Find the lines holding the word "Tests" and collect them.

Saved entries:
----

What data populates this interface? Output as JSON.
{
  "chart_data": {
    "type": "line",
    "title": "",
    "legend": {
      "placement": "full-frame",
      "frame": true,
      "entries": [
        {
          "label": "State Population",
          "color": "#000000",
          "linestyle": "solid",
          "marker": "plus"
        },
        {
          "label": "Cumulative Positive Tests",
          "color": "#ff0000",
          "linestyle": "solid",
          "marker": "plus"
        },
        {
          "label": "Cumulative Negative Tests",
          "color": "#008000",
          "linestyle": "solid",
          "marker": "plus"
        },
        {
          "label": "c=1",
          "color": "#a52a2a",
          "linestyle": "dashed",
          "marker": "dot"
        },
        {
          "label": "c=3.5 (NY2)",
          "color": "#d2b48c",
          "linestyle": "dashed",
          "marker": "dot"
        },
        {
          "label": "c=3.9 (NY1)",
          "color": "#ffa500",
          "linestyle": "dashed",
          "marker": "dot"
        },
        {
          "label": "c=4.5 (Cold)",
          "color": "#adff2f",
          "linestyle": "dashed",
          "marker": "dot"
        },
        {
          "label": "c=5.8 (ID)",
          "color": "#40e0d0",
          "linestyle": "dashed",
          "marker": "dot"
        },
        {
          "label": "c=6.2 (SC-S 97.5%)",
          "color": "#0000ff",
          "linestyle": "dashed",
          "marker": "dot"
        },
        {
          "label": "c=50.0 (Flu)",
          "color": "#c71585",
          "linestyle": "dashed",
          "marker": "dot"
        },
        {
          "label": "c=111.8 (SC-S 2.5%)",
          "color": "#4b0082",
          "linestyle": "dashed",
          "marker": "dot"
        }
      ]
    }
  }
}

----

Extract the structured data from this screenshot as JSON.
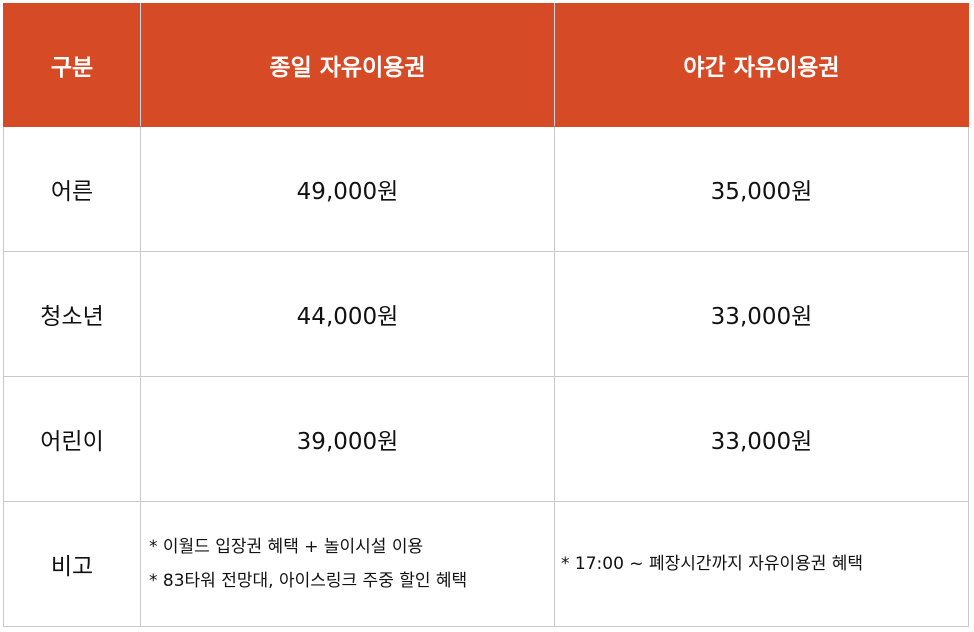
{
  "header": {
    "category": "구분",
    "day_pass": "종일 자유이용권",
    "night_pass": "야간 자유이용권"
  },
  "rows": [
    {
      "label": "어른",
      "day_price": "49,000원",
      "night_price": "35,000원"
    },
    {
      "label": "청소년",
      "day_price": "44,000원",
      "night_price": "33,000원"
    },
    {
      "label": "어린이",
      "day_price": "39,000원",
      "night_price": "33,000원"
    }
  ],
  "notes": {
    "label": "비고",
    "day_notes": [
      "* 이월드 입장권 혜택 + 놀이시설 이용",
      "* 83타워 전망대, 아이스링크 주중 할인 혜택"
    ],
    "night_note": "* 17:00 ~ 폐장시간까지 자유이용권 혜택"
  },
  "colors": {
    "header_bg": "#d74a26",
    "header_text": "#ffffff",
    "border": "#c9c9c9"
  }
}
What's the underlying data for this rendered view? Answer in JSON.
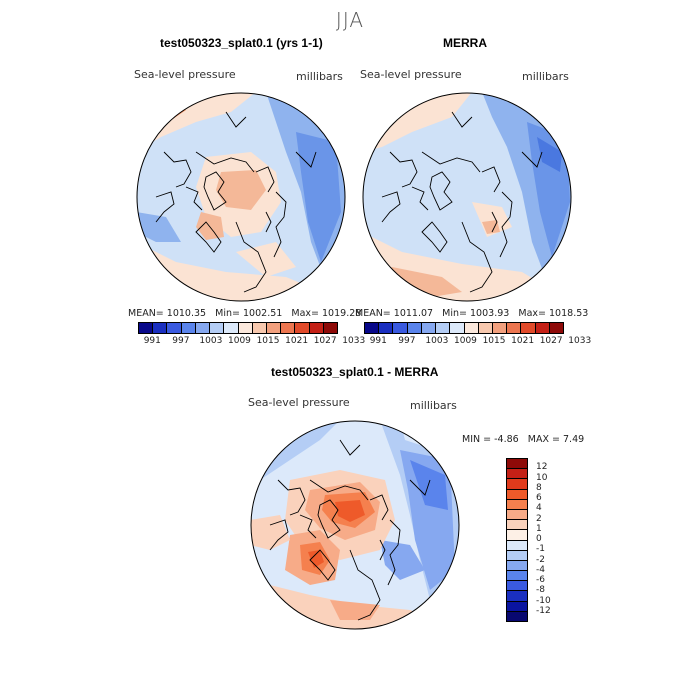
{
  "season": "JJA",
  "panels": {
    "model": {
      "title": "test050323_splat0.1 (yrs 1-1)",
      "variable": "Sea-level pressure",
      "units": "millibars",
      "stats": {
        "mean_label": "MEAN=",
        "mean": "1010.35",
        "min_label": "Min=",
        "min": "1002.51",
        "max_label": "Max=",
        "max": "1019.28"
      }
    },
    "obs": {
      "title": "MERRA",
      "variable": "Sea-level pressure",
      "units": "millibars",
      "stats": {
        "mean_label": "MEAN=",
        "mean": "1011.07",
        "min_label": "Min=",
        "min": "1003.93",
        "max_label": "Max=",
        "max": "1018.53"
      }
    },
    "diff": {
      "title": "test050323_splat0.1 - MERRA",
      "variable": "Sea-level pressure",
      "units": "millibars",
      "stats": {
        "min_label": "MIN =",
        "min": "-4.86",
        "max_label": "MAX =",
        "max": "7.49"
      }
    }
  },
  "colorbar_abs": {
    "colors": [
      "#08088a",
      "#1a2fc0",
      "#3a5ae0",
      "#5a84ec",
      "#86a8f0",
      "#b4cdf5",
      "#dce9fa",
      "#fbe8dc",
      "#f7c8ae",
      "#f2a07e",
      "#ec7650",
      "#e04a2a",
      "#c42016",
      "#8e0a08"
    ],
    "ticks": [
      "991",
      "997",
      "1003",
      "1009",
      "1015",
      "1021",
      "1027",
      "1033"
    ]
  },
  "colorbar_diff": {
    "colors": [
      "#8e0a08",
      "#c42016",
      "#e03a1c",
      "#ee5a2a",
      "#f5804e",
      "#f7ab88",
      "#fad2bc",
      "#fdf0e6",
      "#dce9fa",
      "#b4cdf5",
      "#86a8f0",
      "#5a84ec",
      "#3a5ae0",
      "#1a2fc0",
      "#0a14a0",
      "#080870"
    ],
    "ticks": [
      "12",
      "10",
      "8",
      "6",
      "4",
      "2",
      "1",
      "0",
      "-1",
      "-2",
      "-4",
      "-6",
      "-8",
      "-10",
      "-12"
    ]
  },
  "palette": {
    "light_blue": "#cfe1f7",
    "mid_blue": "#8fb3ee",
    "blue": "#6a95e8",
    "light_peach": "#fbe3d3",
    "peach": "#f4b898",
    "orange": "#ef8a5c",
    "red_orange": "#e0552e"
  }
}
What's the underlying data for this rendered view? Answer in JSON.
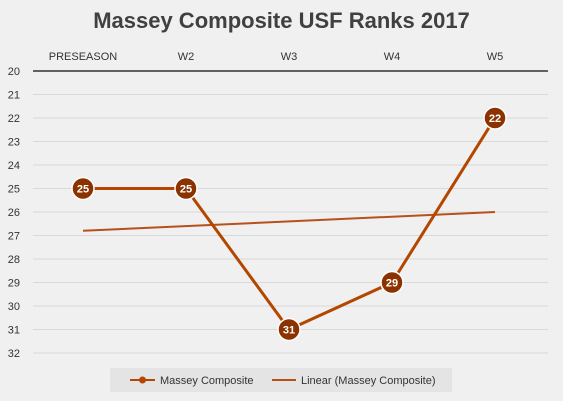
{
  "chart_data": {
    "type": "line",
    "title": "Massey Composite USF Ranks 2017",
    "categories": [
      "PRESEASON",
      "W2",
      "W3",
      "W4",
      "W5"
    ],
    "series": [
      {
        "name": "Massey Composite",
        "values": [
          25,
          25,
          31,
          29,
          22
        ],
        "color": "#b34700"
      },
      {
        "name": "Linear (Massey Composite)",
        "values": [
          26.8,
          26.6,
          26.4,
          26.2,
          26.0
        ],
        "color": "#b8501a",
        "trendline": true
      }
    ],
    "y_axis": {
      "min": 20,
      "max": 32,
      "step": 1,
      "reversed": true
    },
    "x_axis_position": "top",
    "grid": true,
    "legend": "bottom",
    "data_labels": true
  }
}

----

◆ **Exercise response**
          "label": "Cumulative Positive Tests",
          "label": "Cumulative Negative Tests",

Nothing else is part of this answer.